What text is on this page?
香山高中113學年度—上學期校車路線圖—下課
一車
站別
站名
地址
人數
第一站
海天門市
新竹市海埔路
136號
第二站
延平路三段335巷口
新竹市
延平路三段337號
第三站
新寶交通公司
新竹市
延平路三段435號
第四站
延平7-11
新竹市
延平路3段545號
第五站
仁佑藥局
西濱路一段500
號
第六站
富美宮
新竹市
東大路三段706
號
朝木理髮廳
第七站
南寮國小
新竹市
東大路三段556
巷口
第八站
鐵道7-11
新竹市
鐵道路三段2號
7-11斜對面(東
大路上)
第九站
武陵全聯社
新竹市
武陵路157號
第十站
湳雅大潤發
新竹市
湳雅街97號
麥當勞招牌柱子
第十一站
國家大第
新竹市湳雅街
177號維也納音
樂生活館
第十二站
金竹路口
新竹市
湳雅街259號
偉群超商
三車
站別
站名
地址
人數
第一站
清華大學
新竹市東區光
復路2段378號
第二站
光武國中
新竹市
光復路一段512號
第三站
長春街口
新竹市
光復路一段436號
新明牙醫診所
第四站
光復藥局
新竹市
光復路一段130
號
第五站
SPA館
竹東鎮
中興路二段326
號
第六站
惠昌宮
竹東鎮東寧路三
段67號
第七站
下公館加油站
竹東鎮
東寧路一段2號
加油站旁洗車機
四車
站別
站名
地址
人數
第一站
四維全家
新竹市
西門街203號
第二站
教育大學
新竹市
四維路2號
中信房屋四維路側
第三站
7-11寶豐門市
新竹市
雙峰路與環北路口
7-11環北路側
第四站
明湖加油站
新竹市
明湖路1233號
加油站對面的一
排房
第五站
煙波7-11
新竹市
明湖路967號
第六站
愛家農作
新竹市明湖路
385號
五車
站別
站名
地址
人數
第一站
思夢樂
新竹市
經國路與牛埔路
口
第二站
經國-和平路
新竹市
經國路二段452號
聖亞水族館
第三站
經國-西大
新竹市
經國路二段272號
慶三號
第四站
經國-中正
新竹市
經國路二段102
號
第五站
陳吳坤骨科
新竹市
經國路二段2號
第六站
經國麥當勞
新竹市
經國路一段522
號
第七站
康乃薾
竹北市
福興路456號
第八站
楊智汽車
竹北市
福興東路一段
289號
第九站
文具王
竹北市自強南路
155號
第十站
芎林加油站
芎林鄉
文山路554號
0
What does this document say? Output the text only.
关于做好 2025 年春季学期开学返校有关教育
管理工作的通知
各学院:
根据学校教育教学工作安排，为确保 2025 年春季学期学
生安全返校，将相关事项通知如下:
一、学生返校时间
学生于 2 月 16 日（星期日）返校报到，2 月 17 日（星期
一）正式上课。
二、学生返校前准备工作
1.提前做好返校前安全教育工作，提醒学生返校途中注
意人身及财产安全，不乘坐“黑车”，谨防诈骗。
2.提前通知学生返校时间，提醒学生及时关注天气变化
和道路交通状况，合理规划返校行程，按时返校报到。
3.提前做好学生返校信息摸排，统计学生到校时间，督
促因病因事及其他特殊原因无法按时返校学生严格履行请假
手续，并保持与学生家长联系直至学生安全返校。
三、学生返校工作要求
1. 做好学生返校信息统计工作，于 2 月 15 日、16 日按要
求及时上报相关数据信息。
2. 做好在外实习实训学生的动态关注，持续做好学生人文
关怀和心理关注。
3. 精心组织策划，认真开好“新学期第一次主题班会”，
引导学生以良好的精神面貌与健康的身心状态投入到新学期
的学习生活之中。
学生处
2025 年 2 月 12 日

### Task prompt:
Find every line in the entries that includes the word "this", then state how many there are and nothing else.

### The solution:
2